◆ Description of the task ◆
Quote the whole listing exactly. Leave the pictures out of your copy.

Data tied to figure images
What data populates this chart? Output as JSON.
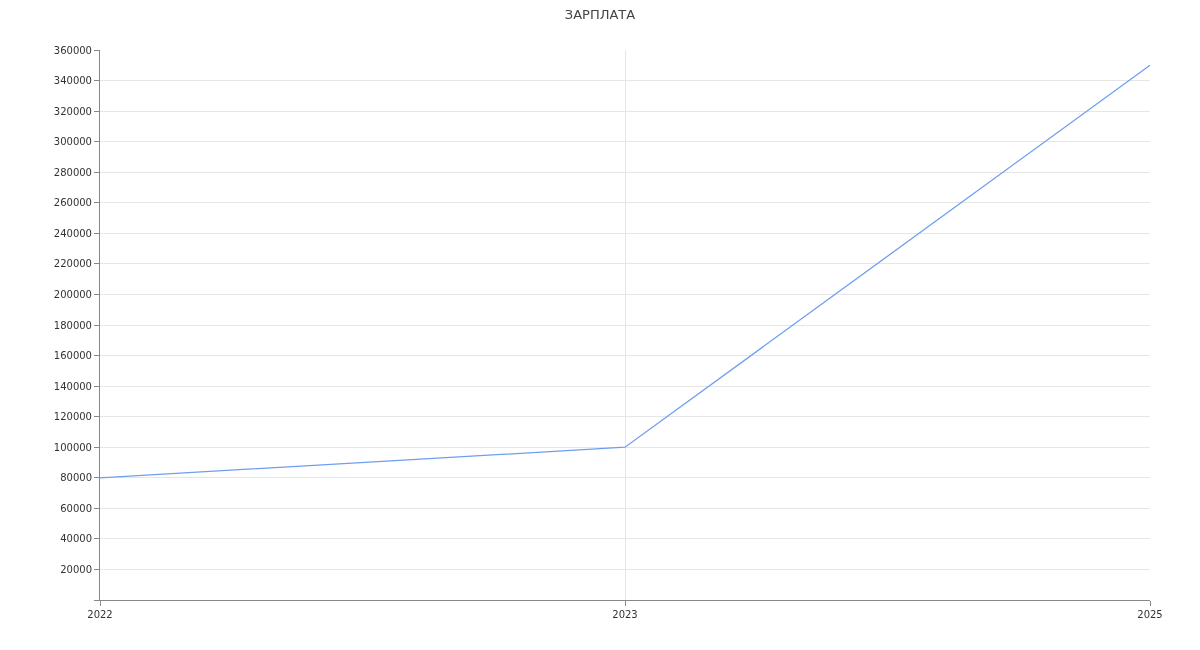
{
  "chart_data": {
    "type": "line",
    "title": "ЗАРПЛАТА",
    "categories": [
      "2022",
      "2023",
      "2025"
    ],
    "series": [
      {
        "color": "#6f9ef0",
        "values": [
          80000,
          100000,
          350000
        ]
      }
    ],
    "ylim": [
      0,
      360000
    ],
    "yticks": [
      {
        "value": 0,
        "label": null
      },
      20000,
      40000,
      60000,
      80000,
      100000,
      120000,
      140000,
      160000,
      180000,
      200000,
      220000,
      240000,
      260000,
      280000,
      300000,
      320000,
      340000,
      360000
    ],
    "grid": true,
    "marker": "none",
    "line_style": "solid"
  }
}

◆ Exercise answer ◆
What data populates this chart? Output as JSON.
{
  "chart_data": {
    "type": "line",
    "title": "ЗАРПЛАТА",
    "categories": [
      "2022",
      "2023",
      "2025"
    ],
    "series": [
      {
        "color": "#6f9ef0",
        "values": [
          80000,
          100000,
          350000
        ]
      }
    ],
    "ylim": [
      0,
      360000
    ],
    "yticks": [
      {
        "value": 0,
        "label": null
      },
      20000,
      40000,
      60000,
      80000,
      100000,
      120000,
      140000,
      160000,
      180000,
      200000,
      220000,
      240000,
      260000,
      280000,
      300000,
      320000,
      340000,
      360000
    ],
    "grid": true,
    "marker": "none",
    "line_style": "solid"
  }
}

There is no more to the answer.